_Extracts from a graphics dataset_
——

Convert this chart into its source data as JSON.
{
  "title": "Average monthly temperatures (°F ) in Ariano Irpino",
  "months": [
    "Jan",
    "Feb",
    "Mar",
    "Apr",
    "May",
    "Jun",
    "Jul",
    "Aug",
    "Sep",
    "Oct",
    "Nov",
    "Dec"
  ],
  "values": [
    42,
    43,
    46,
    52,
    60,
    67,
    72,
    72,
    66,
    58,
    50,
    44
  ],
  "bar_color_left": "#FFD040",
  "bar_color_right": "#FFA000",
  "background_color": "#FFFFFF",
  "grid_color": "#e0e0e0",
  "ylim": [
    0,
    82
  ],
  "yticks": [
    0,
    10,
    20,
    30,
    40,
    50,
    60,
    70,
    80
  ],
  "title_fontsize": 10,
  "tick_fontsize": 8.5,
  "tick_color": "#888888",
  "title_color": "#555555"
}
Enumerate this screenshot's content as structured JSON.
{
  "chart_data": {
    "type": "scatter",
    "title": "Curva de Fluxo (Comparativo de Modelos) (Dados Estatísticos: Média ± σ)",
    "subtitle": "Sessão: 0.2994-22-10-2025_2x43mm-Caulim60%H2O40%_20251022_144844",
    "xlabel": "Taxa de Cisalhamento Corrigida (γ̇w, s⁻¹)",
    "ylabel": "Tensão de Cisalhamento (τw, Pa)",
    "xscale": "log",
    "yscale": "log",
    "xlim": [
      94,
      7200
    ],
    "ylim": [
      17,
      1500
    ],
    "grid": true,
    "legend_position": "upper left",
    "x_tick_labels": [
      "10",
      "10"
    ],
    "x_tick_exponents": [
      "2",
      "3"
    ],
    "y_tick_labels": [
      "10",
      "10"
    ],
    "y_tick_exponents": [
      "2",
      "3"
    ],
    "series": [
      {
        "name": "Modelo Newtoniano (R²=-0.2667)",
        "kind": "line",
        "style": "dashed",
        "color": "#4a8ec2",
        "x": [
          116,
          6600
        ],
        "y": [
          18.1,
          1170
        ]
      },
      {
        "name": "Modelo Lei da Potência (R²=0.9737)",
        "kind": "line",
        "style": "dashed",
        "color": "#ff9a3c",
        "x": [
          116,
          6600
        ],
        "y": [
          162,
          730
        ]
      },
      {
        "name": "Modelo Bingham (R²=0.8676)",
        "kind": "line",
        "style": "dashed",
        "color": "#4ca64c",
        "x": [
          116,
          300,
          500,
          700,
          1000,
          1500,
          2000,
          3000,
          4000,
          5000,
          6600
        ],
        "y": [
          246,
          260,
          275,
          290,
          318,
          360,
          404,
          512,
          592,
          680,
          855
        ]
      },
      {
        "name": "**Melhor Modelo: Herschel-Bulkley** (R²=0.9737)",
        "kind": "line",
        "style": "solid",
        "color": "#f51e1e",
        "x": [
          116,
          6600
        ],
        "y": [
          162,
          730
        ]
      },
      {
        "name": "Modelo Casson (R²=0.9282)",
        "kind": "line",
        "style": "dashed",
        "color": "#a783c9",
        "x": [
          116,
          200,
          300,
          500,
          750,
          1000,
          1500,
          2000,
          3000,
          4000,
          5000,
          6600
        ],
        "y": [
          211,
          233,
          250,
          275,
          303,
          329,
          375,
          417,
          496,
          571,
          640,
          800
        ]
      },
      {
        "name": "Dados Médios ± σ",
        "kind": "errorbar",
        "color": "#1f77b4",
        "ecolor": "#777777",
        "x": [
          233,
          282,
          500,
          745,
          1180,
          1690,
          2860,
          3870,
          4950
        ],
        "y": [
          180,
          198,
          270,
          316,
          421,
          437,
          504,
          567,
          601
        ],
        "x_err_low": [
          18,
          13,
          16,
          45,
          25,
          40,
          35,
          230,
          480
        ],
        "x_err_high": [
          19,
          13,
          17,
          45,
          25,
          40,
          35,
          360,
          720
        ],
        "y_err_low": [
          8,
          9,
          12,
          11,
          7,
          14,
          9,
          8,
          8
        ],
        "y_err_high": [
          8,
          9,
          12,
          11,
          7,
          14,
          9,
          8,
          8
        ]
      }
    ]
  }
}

——

_Stated exercise_
Reproduce each record exactly as it appears.

_Written answer_
Convert this chart into its source data as JSON.
{
  "title": "Average monthly temperatures (°F ) in Ariano Irpino",
  "months": [
    "Jan",
    "Feb",
    "Mar",
    "Apr",
    "May",
    "Jun",
    "Jul",
    "Aug",
    "Sep",
    "Oct",
    "Nov",
    "Dec"
  ],
  "values": [
    42,
    43,
    46,
    52,
    60,
    67,
    72,
    72,
    66,
    58,
    50,
    44
  ],
  "bar_color_left": "#FFD040",
  "bar_color_right": "#FFA000",
  "background_color": "#FFFFFF",
  "grid_color": "#e0e0e0",
  "ylim": [
    0,
    82
  ],
  "yticks": [
    0,
    10,
    20,
    30,
    40,
    50,
    60,
    70,
    80
  ],
  "title_fontsize": 10,
  "tick_fontsize": 8.5,
  "tick_color": "#888888",
  "title_color": "#555555"
}
Enumerate this screenshot's content as structured JSON.
{
  "chart_data": {
    "type": "scatter",
    "title": "Curva de Fluxo (Comparativo de Modelos) (Dados Estatísticos: Média ± σ)",
    "subtitle": "Sessão: 0.2994-22-10-2025_2x43mm-Caulim60%H2O40%_20251022_144844",
    "xlabel": "Taxa de Cisalhamento Corrigida (γ̇w, s⁻¹)",
    "ylabel": "Tensão de Cisalhamento (τw, Pa)",
    "xscale": "log",
    "yscale": "log",
    "xlim": [
      94,
      7200
    ],
    "ylim": [
      17,
      1500
    ],
    "grid": true,
    "legend_position": "upper left",
    "x_tick_labels": [
      "10",
      "10"
    ],
    "x_tick_exponents": [
      "2",
      "3"
    ],
    "y_tick_labels": [
      "10",
      "10"
    ],
    "y_tick_exponents": [
      "2",
      "3"
    ],
    "series": [
      {
        "name": "Modelo Newtoniano (R²=-0.2667)",
        "kind": "line",
        "style": "dashed",
        "color": "#4a8ec2",
        "x": [
          116,
          6600
        ],
        "y": [
          18.1,
          1170
        ]
      },
      {
        "name": "Modelo Lei da Potência (R²=0.9737)",
        "kind": "line",
        "style": "dashed",
        "color": "#ff9a3c",
        "x": [
          116,
          6600
        ],
        "y": [
          162,
          730
        ]
      },
      {
        "name": "Modelo Bingham (R²=0.8676)",
        "kind": "line",
        "style": "dashed",
        "color": "#4ca64c",
        "x": [
          116,
          300,
          500,
          700,
          1000,
          1500,
          2000,
          3000,
          4000,
          5000,
          6600
        ],
        "y": [
          246,
          260,
          275,
          290,
          318,
          360,
          404,
          512,
          592,
          680,
          855
        ]
      },
      {
        "name": "**Melhor Modelo: Herschel-Bulkley** (R²=0.9737)",
        "kind": "line",
        "style": "solid",
        "color": "#f51e1e",
        "x": [
          116,
          6600
        ],
        "y": [
          162,
          730
        ]
      },
      {
        "name": "Modelo Casson (R²=0.9282)",
        "kind": "line",
        "style": "dashed",
        "color": "#a783c9",
        "x": [
          116,
          200,
          300,
          500,
          750,
          1000,
          1500,
          2000,
          3000,
          4000,
          5000,
          6600
        ],
        "y": [
          211,
          233,
          250,
          275,
          303,
          329,
          375,
          417,
          496,
          571,
          640,
          800
        ]
      },
      {
        "name": "Dados Médios ± σ",
        "kind": "errorbar",
        "color": "#1f77b4",
        "ecolor": "#777777",
        "x": [
          233,
          282,
          500,
          745,
          1180,
          1690,
          2860,
          3870,
          4950
        ],
        "y": [
          180,
          198,
          270,
          316,
          421,
          437,
          504,
          567,
          601
        ],
        "x_err_low": [
          18,
          13,
          16,
          45,
          25,
          40,
          35,
          230,
          480
        ],
        "x_err_high": [
          19,
          13,
          17,
          45,
          25,
          40,
          35,
          360,
          720
        ],
        "y_err_low": [
          8,
          9,
          12,
          11,
          7,
          14,
          9,
          8,
          8
        ],
        "y_err_high": [
          8,
          9,
          12,
          11,
          7,
          14,
          9,
          8,
          8
        ]
      }
    ]
  }
}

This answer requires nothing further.